* _Material for the task_:

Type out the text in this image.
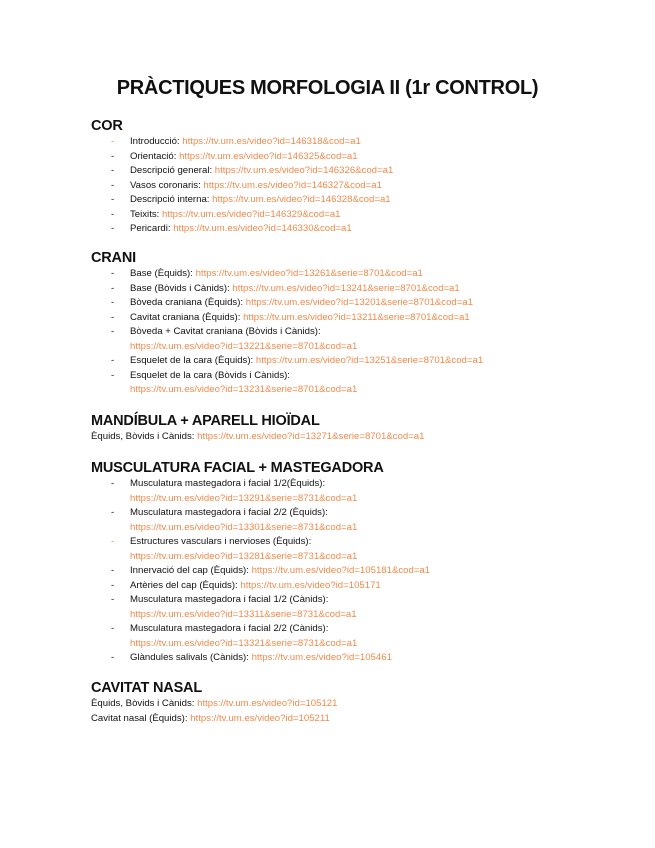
PRÀCTIQUES MORFOLOGIA II (1r CONTROL)
COR
- Introducció: https://tv.um.es/video?id=146318&cod=a1
- Orientació: https://tv.um.es/video?id=146325&cod=a1
- Descripció general: https://tv.um.es/video?id=146326&cod=a1
- Vasos coronaris: https://tv.um.es/video?id=146327&cod=a1
- Descripció interna: https://tv.um.es/video?id=146328&cod=a1
- Teixits: https://tv.um.es/video?id=146329&cod=a1
- Pericardi: https://tv.um.es/video?id=146330&cod=a1
CRANI
- Base (Èquids): https://tv.um.es/video?id=13261&serie=8701&cod=a1
- Base (Bòvids i Cànids): https://tv.um.es/video?id=13241&serie=8701&cod=a1
- Bòveda craniana (Èquids): https://tv.um.es/video?id=13201&serie=8701&cod=a1
- Cavitat craniana (Èquids): https://tv.um.es/video?id=13211&serie=8701&cod=a1
- Bòveda + Cavitat craniana (Bòvids i Cànids):
https://tv.um.es/video?id=13221&serie=8701&cod=a1
- Esquelet de la cara (Èquids): https://tv.um.es/video?id=13251&serie=8701&cod=a1
- Esquelet de la cara (Bòvids i Cànids):
https://tv.um.es/video?id=13231&serie=8701&cod=a1
MANDÍBULA + APARELL HIOÏDAL
Èquids, Bòvids i Cànids: https://tv.um.es/video?id=13271&serie=8701&cod=a1
MUSCULATURA FACIAL + MASTEGADORA
- Musculatura mastegadora i facial 1/2(Èquids):
https://tv.um.es/video?id=13291&serie=8731&cod=a1
- Musculatura mastegadora i facial 2/2 (Èquids):
https://tv.um.es/video?id=13301&serie=8731&cod=a1
- Estructures vasculars i nervioses (Èquids):
https://tv.um.es/video?id=13281&serie=8731&cod=a1
- Innervació del cap (Èquids): https://tv.um.es/video?id=105181&cod=a1
- Artèries del cap (Èquids): https://tv.um.es/video?id=105171
- Musculatura mastegadora i facial 1/2 (Cànids):
https://tv.um.es/video?id=13311&serie=8731&cod=a1
- Musculatura mastegadora i facial 2/2 (Cànids):
https://tv.um.es/video?id=13321&serie=8731&cod=a1
- Glàndules salivals (Cànids): https://tv.um.es/video?id=105461
CAVITAT NASAL
Èquids, Bòvids i Cànids: https://tv.um.es/video?id=105121
Cavitat nasal (Èquids): https://tv.um.es/video?id=105211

* _Instructions for the task_: The pictures should not appear in the copy; every other part of the records above must be returned exactly.

* _Reply to the task_:
Type out the text in this image.
PRÀCTIQUES MORFOLOGIA II (1r CONTROL)
COR
- Introducció: https://tv.um.es/video?id=146318&cod=a1
- Orientació: https://tv.um.es/video?id=146325&cod=a1
- Descripció general: https://tv.um.es/video?id=146326&cod=a1
- Vasos coronaris: https://tv.um.es/video?id=146327&cod=a1
- Descripció interna: https://tv.um.es/video?id=146328&cod=a1
- Teixits: https://tv.um.es/video?id=146329&cod=a1
- Pericardi: https://tv.um.es/video?id=146330&cod=a1
CRANI
- Base (Èquids): https://tv.um.es/video?id=13261&serie=8701&cod=a1
- Base (Bòvids i Cànids): https://tv.um.es/video?id=13241&serie=8701&cod=a1
- Bòveda craniana (Èquids): https://tv.um.es/video?id=13201&serie=8701&cod=a1
- Cavitat craniana (Èquids): https://tv.um.es/video?id=13211&serie=8701&cod=a1
- Bòveda + Cavitat craniana (Bòvids i Cànids):
https://tv.um.es/video?id=13221&serie=8701&cod=a1
- Esquelet de la cara (Èquids): https://tv.um.es/video?id=13251&serie=8701&cod=a1
- Esquelet de la cara (Bòvids i Cànids):
https://tv.um.es/video?id=13231&serie=8701&cod=a1
MANDÍBULA + APARELL HIOÏDAL
Èquids, Bòvids i Cànids: https://tv.um.es/video?id=13271&serie=8701&cod=a1
MUSCULATURA FACIAL + MASTEGADORA
- Musculatura mastegadora i facial 1/2(Èquids):
https://tv.um.es/video?id=13291&serie=8731&cod=a1
- Musculatura mastegadora i facial 2/2 (Èquids):
https://tv.um.es/video?id=13301&serie=8731&cod=a1
- Estructures vasculars i nervioses (Èquids):
https://tv.um.es/video?id=13281&serie=8731&cod=a1
- Innervació del cap (Èquids): https://tv.um.es/video?id=105181&cod=a1
- Artèries del cap (Èquids): https://tv.um.es/video?id=105171
- Musculatura mastegadora i facial 1/2 (Cànids):
https://tv.um.es/video?id=13311&serie=8731&cod=a1
- Musculatura mastegadora i facial 2/2 (Cànids):
https://tv.um.es/video?id=13321&serie=8731&cod=a1
- Glàndules salivals (Cànids): https://tv.um.es/video?id=105461
CAVITAT NASAL
Èquids, Bòvids i Cànids: https://tv.um.es/video?id=105121
Cavitat nasal (Èquids): https://tv.um.es/video?id=105211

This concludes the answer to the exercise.